▶ What the task requires:
Every line holding the word "name" counts once. Give the total, nothing more.

## begin Information given

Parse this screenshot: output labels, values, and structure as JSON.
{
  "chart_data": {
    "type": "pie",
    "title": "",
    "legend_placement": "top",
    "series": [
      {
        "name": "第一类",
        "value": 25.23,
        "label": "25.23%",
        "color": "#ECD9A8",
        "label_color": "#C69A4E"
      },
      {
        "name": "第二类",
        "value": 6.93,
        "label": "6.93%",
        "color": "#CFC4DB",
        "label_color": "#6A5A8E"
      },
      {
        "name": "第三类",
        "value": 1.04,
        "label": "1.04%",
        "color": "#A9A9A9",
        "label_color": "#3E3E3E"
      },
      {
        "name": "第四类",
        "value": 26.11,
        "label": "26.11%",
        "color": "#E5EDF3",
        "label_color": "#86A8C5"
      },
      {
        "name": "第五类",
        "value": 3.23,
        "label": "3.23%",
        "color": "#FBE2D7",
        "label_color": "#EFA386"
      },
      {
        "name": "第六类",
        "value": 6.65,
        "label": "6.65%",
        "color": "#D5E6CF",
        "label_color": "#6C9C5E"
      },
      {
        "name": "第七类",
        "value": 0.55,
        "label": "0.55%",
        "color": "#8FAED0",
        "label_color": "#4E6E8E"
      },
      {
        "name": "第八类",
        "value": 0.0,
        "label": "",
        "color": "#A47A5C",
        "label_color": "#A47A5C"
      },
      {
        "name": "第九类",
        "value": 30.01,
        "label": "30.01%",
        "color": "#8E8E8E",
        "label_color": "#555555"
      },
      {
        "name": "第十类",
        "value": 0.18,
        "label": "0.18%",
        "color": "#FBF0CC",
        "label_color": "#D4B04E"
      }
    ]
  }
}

## end Information given

▶ Reply:
10